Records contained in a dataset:
##########
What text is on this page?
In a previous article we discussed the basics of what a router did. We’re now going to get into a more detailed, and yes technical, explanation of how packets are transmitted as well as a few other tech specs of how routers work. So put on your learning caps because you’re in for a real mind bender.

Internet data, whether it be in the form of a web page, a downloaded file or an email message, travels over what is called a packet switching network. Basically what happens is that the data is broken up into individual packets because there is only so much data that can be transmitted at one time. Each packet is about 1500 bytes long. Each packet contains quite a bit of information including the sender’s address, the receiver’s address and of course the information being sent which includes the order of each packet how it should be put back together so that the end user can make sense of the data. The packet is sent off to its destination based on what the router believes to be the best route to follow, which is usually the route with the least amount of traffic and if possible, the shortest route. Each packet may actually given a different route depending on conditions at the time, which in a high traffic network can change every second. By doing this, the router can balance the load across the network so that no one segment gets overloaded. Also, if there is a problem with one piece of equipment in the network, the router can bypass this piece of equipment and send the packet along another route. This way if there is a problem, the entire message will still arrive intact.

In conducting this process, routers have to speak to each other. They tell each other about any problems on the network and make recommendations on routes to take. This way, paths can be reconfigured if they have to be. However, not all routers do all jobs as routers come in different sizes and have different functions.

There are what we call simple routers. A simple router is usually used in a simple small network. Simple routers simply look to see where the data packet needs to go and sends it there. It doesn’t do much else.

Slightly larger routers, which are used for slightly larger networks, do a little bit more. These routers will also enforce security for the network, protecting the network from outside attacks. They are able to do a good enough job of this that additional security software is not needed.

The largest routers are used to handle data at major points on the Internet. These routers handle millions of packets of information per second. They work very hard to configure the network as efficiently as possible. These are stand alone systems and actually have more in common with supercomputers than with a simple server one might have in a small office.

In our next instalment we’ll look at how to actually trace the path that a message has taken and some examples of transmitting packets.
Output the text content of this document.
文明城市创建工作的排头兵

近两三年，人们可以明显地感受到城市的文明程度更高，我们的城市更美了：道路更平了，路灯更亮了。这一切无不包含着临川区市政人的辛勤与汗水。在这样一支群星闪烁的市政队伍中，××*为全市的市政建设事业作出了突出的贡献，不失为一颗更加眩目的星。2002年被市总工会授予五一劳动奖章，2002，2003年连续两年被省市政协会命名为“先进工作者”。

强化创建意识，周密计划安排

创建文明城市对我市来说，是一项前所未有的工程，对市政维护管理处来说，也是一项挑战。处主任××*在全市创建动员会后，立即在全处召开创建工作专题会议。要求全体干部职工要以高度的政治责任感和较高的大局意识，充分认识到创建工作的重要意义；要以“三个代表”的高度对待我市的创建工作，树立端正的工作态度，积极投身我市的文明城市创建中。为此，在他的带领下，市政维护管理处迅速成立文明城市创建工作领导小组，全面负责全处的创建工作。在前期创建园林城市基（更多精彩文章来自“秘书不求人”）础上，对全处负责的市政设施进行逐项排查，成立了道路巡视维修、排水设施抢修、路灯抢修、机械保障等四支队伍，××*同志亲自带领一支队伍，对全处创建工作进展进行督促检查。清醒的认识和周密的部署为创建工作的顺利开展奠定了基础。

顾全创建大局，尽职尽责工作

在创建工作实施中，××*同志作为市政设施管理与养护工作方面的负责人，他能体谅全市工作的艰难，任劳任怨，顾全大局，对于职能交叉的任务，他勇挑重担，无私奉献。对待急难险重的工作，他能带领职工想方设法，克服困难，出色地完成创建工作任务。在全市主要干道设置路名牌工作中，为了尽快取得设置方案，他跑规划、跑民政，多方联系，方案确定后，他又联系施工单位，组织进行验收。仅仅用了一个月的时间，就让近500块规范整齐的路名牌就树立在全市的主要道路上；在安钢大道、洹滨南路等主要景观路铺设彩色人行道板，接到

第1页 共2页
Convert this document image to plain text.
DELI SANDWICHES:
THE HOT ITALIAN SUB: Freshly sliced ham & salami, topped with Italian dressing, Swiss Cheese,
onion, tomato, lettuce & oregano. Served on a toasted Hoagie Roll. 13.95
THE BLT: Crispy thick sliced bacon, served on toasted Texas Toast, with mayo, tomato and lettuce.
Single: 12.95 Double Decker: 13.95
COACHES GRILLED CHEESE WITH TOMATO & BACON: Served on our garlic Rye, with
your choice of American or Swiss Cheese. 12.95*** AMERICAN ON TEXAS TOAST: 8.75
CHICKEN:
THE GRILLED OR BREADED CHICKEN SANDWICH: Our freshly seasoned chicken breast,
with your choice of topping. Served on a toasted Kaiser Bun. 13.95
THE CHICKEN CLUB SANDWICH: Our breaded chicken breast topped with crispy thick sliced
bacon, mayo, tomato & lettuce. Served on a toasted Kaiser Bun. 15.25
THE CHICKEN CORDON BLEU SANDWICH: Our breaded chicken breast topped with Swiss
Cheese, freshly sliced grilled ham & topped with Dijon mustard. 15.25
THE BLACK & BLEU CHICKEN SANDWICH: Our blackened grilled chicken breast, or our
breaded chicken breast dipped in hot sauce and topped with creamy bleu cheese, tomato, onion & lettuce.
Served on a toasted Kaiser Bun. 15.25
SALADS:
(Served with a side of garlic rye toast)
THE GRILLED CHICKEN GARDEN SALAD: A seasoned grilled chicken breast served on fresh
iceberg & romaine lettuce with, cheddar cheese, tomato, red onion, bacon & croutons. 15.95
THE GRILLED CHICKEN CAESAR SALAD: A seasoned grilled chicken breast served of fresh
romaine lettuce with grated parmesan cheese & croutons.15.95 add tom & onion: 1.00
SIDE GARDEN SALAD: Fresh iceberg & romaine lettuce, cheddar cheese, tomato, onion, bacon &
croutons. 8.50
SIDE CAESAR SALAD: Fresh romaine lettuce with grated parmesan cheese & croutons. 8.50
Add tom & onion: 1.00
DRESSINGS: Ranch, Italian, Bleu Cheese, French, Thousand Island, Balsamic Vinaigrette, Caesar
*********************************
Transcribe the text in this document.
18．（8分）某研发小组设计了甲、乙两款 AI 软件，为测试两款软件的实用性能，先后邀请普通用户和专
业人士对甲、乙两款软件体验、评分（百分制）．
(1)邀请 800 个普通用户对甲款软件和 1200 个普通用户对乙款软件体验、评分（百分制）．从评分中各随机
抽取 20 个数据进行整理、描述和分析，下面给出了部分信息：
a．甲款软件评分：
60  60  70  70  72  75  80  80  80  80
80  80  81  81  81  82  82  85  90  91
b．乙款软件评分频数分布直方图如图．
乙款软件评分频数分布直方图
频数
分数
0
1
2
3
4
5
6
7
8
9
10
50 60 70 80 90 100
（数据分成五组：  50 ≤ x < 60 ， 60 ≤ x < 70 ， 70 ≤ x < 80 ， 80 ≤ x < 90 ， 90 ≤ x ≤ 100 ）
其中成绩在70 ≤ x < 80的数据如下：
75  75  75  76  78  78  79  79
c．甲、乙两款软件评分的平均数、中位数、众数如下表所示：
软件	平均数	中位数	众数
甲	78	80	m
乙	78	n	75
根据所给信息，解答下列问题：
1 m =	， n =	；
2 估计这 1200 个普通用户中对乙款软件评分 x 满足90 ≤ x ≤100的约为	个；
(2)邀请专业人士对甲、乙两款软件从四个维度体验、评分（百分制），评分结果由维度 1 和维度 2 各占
##########
To be done
Copy out each line in the listing that has the word "cheddar".

Task answer
iceberg & romaine lettuce with, cheddar cheese, tomato, red onion, bacon & croutons. 15.95
SIDE GARDEN SALAD: Fresh iceberg & romaine lettuce, cheddar cheese, tomato, onion, bacon &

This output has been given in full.